◆ TASK PROMPT
Note how many lines include the word "title", and give that number by itself.
■ ■ ■ ■ ■
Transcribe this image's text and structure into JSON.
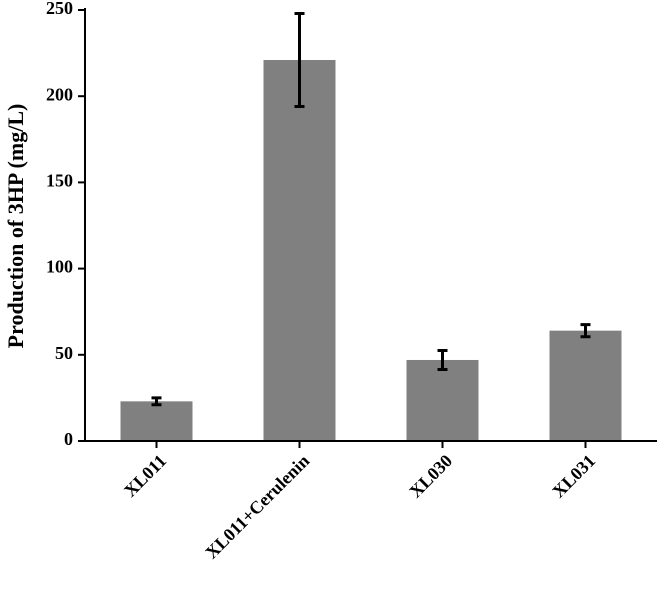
{
  "chart_data": {
    "type": "bar",
    "y_label": "Production of 3HP (mg/L)",
    "categories": [
      "XL011",
      "XL011+Cerulenin",
      "XL030",
      "XL031"
    ],
    "values": [
      23,
      221,
      47,
      64
    ],
    "errors": [
      2,
      27,
      5.5,
      3.5
    ],
    "color": "#808080",
    "ylim": [
      0,
      250
    ],
    "yticks": [
      0,
      50,
      100,
      150,
      200,
      250
    ]
  }
}
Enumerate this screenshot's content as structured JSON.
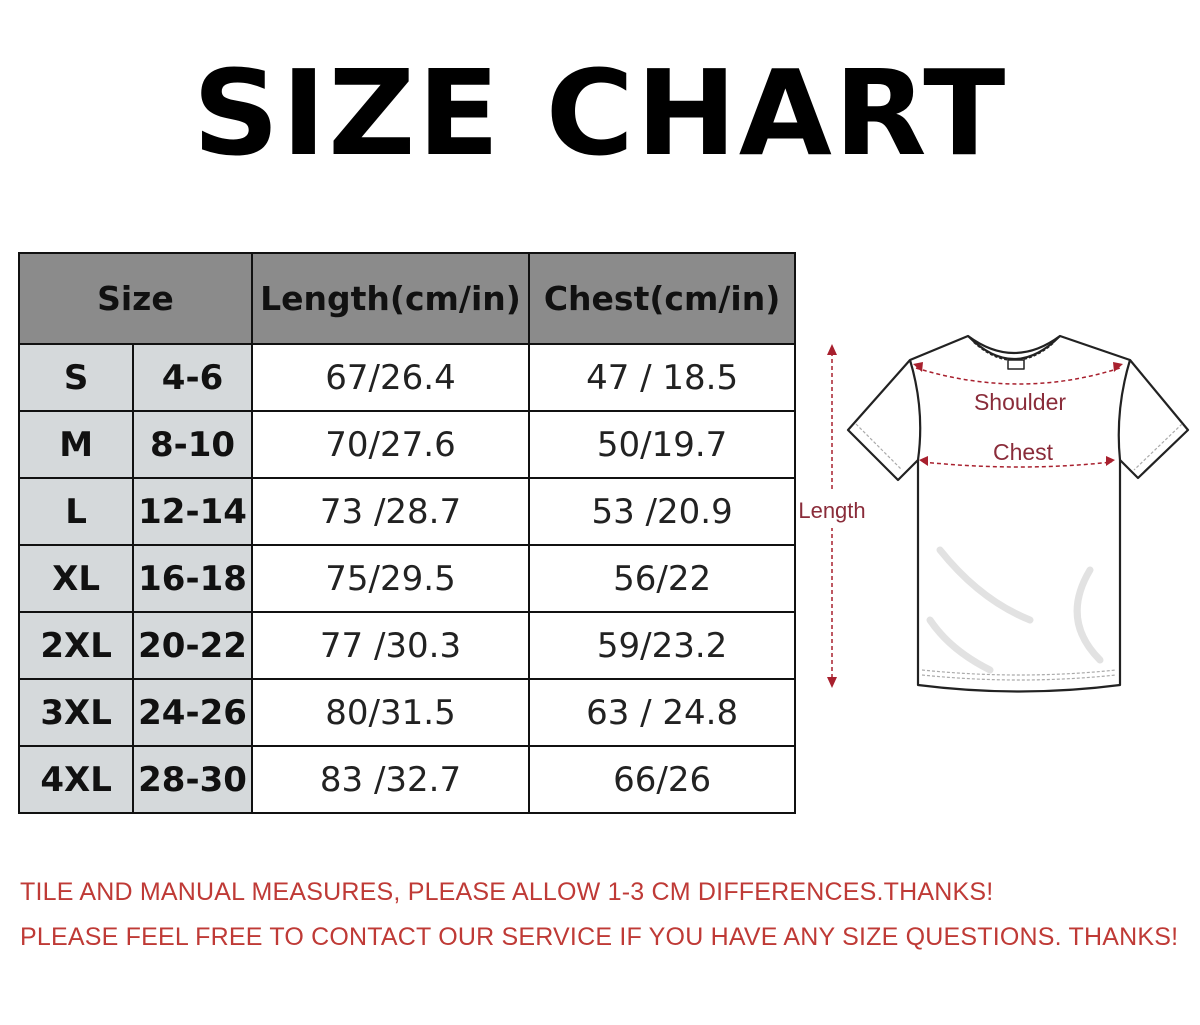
{
  "title": "SIZE CHART",
  "table": {
    "headers": [
      "Size",
      "Length(cm/in)",
      "Chest(cm/in)"
    ],
    "rows": [
      {
        "size": "S",
        "age": "4-6",
        "length": "67/26.4",
        "chest": "47 / 18.5"
      },
      {
        "size": "M",
        "age": "8-10",
        "length": "70/27.6",
        "chest": "50/19.7"
      },
      {
        "size": "L",
        "age": "12-14",
        "length": "73 /28.7",
        "chest": "53 /20.9"
      },
      {
        "size": "XL",
        "age": "16-18",
        "length": "75/29.5",
        "chest": "56/22"
      },
      {
        "size": "2XL",
        "age": "20-22",
        "length": "77 /30.3",
        "chest": "59/23.2"
      },
      {
        "size": "3XL",
        "age": "24-26",
        "length": "80/31.5",
        "chest": "63 / 24.8"
      },
      {
        "size": "4XL",
        "age": "28-30",
        "length": "83 /32.7",
        "chest": "66/26"
      }
    ]
  },
  "diagram": {
    "shoulder_label": "Shoulder",
    "chest_label": "Chest",
    "length_label": "Length",
    "accent_color": "#a8202e"
  },
  "notes": [
    "TILE AND MANUAL MEASURES, PLEASE ALLOW 1-3 CM DIFFERENCES.THANKS!",
    "PLEASE FEEL FREE TO CONTACT OUR SERVICE IF YOU HAVE ANY SIZE QUESTIONS. THANKS!"
  ]
}
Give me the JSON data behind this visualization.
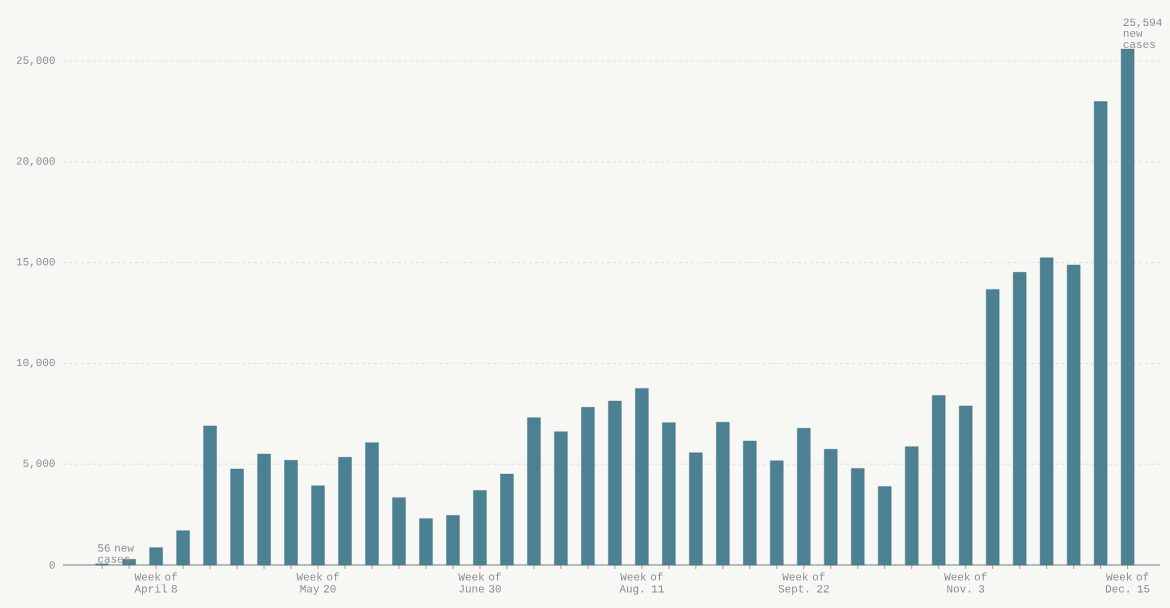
{
  "chart_data": {
    "type": "bar",
    "categories": [
      null,
      null,
      "Week of April 8",
      null,
      null,
      null,
      null,
      null,
      "Week of May 20",
      null,
      null,
      null,
      null,
      null,
      "Week of June 30",
      null,
      null,
      null,
      null,
      null,
      "Week of Aug. 11",
      null,
      null,
      null,
      null,
      null,
      "Week of Sept. 22",
      null,
      null,
      null,
      null,
      null,
      "Week of Nov. 3",
      null,
      null,
      null,
      null,
      null,
      "Week of Dec. 15"
    ],
    "values": [
      56,
      280,
      860,
      1700,
      6900,
      4760,
      5500,
      5190,
      3930,
      5340,
      6070,
      3340,
      2300,
      2460,
      3690,
      4510,
      7310,
      6610,
      7820,
      8130,
      8760,
      7060,
      5570,
      7080,
      6150,
      5170,
      6780,
      5740,
      4790,
      3890,
      5870,
      8410,
      7890,
      13670,
      14520,
      15240,
      14880,
      22990,
      25594
    ],
    "value_labels": [
      "56 new cases",
      null,
      null,
      null,
      null,
      null,
      null,
      null,
      null,
      null,
      null,
      null,
      null,
      null,
      null,
      null,
      null,
      null,
      null,
      null,
      null,
      null,
      null,
      null,
      null,
      null,
      null,
      null,
      null,
      null,
      null,
      null,
      null,
      null,
      null,
      null,
      null,
      null,
      "25,594 new cases"
    ],
    "color": "#4b8192",
    "ylim": [
      0,
      25600
    ],
    "yticks": [
      0,
      {
        "value": 5000,
        "label": "5,000"
      },
      {
        "value": 10000,
        "label": "10,000"
      },
      {
        "value": 15000,
        "label": "15,000"
      },
      {
        "value": 20000,
        "label": "20,000"
      },
      {
        "value": 25000,
        "label": "25,000"
      }
    ],
    "grid": "y"
  }
}
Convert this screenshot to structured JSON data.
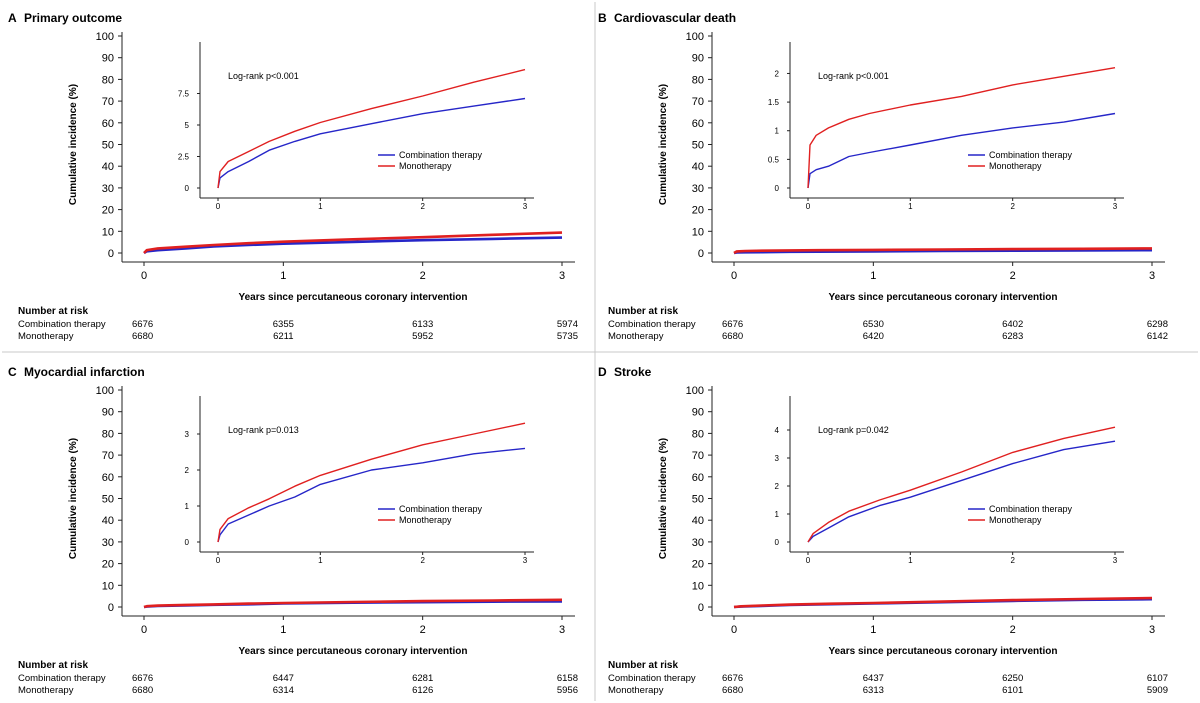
{
  "figure": {
    "x_axis_label": "Years since percutaneous coronary intervention",
    "y_axis_label": "Cumulative incidence (%)",
    "risk_header": "Number at risk",
    "series_colors": {
      "Combination therapy": "#2626c8",
      "Monotherapy": "#e02020"
    }
  },
  "chart_data": [
    {
      "panel": "A",
      "title": "Primary outcome",
      "type": "line",
      "xlim": [
        0,
        3
      ],
      "ylim": [
        0,
        100
      ],
      "x_ticks": [
        "0",
        "1",
        "2",
        "3"
      ],
      "y_ticks": [
        "0",
        "10",
        "20",
        "30",
        "40",
        "50",
        "60",
        "70",
        "80",
        "90",
        "100"
      ],
      "series": [
        {
          "name": "Combination therapy",
          "x": [
            0,
            0.02,
            0.1,
            0.3,
            0.5,
            0.75,
            1,
            1.5,
            2,
            2.5,
            3
          ],
          "y": [
            0,
            0.8,
            1.3,
            2.1,
            3.0,
            3.7,
            4.3,
            5.1,
            5.9,
            6.5,
            7.1
          ]
        },
        {
          "name": "Monotherapy",
          "x": [
            0,
            0.02,
            0.1,
            0.3,
            0.5,
            0.75,
            1,
            1.5,
            2,
            2.5,
            3
          ],
          "y": [
            0,
            1.3,
            2.1,
            2.9,
            3.7,
            4.5,
            5.2,
            6.3,
            7.3,
            8.4,
            9.4
          ]
        }
      ],
      "inset": {
        "ylim": [
          0,
          10
        ],
        "y_ticks": [
          "0",
          "2.5",
          "5",
          "7.5"
        ],
        "x_ticks": [
          "0",
          "1",
          "2",
          "3"
        ],
        "annotation": "Log-rank p<0.001",
        "legend": [
          "Combination therapy",
          "Monotherapy"
        ]
      },
      "number_at_risk": {
        "times": [
          0,
          1,
          2,
          3
        ],
        "rows": [
          {
            "label": "Combination therapy",
            "values": [
              "6676",
              "6355",
              "6133",
              "5974"
            ]
          },
          {
            "label": "Monotherapy",
            "values": [
              "6680",
              "6211",
              "5952",
              "5735"
            ]
          }
        ]
      }
    },
    {
      "panel": "B",
      "title": "Cardiovascular death",
      "type": "line",
      "xlim": [
        0,
        3
      ],
      "ylim": [
        0,
        100
      ],
      "x_ticks": [
        "0",
        "1",
        "2",
        "3"
      ],
      "y_ticks": [
        "0",
        "10",
        "20",
        "30",
        "40",
        "50",
        "60",
        "70",
        "80",
        "90",
        "100"
      ],
      "series": [
        {
          "name": "Combination therapy",
          "x": [
            0,
            0.02,
            0.08,
            0.2,
            0.4,
            0.6,
            1,
            1.5,
            2,
            2.5,
            3
          ],
          "y": [
            0,
            0.25,
            0.32,
            0.38,
            0.55,
            0.62,
            0.75,
            0.92,
            1.05,
            1.15,
            1.3
          ]
        },
        {
          "name": "Monotherapy",
          "x": [
            0,
            0.02,
            0.08,
            0.2,
            0.4,
            0.6,
            1,
            1.5,
            2,
            2.5,
            3
          ],
          "y": [
            0,
            0.75,
            0.92,
            1.05,
            1.2,
            1.3,
            1.45,
            1.6,
            1.8,
            1.95,
            2.1
          ]
        }
      ],
      "inset": {
        "ylim": [
          0,
          2.2
        ],
        "y_ticks": [
          "0",
          "0.5",
          "1",
          "1.5",
          "2"
        ],
        "x_ticks": [
          "0",
          "1",
          "2",
          "3"
        ],
        "annotation": "Log-rank p<0.001",
        "legend": [
          "Combination therapy",
          "Monotherapy"
        ]
      },
      "number_at_risk": {
        "times": [
          0,
          1,
          2,
          3
        ],
        "rows": [
          {
            "label": "Combination therapy",
            "values": [
              "6676",
              "6530",
              "6402",
              "6298"
            ]
          },
          {
            "label": "Monotherapy",
            "values": [
              "6680",
              "6420",
              "6283",
              "6142"
            ]
          }
        ]
      }
    },
    {
      "panel": "C",
      "title": "Myocardial infarction",
      "type": "line",
      "xlim": [
        0,
        3
      ],
      "ylim": [
        0,
        100
      ],
      "x_ticks": [
        "0",
        "1",
        "2",
        "3"
      ],
      "y_ticks": [
        "0",
        "10",
        "20",
        "30",
        "40",
        "50",
        "60",
        "70",
        "80",
        "90",
        "100"
      ],
      "series": [
        {
          "name": "Combination therapy",
          "x": [
            0,
            0.02,
            0.1,
            0.3,
            0.5,
            0.75,
            1,
            1.5,
            2,
            2.5,
            3
          ],
          "y": [
            0,
            0.2,
            0.5,
            0.75,
            1.0,
            1.25,
            1.6,
            2.0,
            2.2,
            2.45,
            2.6
          ]
        },
        {
          "name": "Monotherapy",
          "x": [
            0,
            0.02,
            0.1,
            0.3,
            0.5,
            0.75,
            1,
            1.5,
            2,
            2.5,
            3
          ],
          "y": [
            0,
            0.35,
            0.65,
            0.95,
            1.2,
            1.55,
            1.85,
            2.3,
            2.7,
            3.0,
            3.3
          ]
        }
      ],
      "inset": {
        "ylim": [
          0,
          3.5
        ],
        "y_ticks": [
          "0",
          "1",
          "2",
          "3"
        ],
        "x_ticks": [
          "0",
          "1",
          "2",
          "3"
        ],
        "annotation": "Log-rank p=0.013",
        "legend": [
          "Combination therapy",
          "Monotherapy"
        ]
      },
      "number_at_risk": {
        "times": [
          0,
          1,
          2,
          3
        ],
        "rows": [
          {
            "label": "Combination therapy",
            "values": [
              "6676",
              "6447",
              "6281",
              "6158"
            ]
          },
          {
            "label": "Monotherapy",
            "values": [
              "6680",
              "6314",
              "6126",
              "5956"
            ]
          }
        ]
      }
    },
    {
      "panel": "D",
      "title": "Stroke",
      "type": "line",
      "xlim": [
        0,
        3
      ],
      "ylim": [
        0,
        100
      ],
      "x_ticks": [
        "0",
        "1",
        "2",
        "3"
      ],
      "y_ticks": [
        "0",
        "10",
        "20",
        "30",
        "40",
        "50",
        "60",
        "70",
        "80",
        "90",
        "100"
      ],
      "series": [
        {
          "name": "Combination therapy",
          "x": [
            0,
            0.05,
            0.2,
            0.4,
            0.7,
            1,
            1.5,
            2,
            2.5,
            3
          ],
          "y": [
            0,
            0.2,
            0.5,
            0.9,
            1.3,
            1.6,
            2.2,
            2.8,
            3.3,
            3.6
          ]
        },
        {
          "name": "Monotherapy",
          "x": [
            0,
            0.05,
            0.2,
            0.4,
            0.7,
            1,
            1.5,
            2,
            2.5,
            3
          ],
          "y": [
            0,
            0.3,
            0.7,
            1.1,
            1.5,
            1.85,
            2.5,
            3.2,
            3.7,
            4.1
          ]
        }
      ],
      "inset": {
        "ylim": [
          0,
          4.5
        ],
        "y_ticks": [
          "0",
          "1",
          "2",
          "3",
          "4"
        ],
        "x_ticks": [
          "0",
          "1",
          "2",
          "3"
        ],
        "annotation": "Log-rank p=0.042",
        "legend": [
          "Combination therapy",
          "Monotherapy"
        ]
      },
      "number_at_risk": {
        "times": [
          0,
          1,
          2,
          3
        ],
        "rows": [
          {
            "label": "Combination therapy",
            "values": [
              "6676",
              "6437",
              "6250",
              "6107"
            ]
          },
          {
            "label": "Monotherapy",
            "values": [
              "6680",
              "6313",
              "6101",
              "5909"
            ]
          }
        ]
      }
    }
  ]
}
■ ■ ■ ■ ■
◆ WRITTEN SOLUTION
5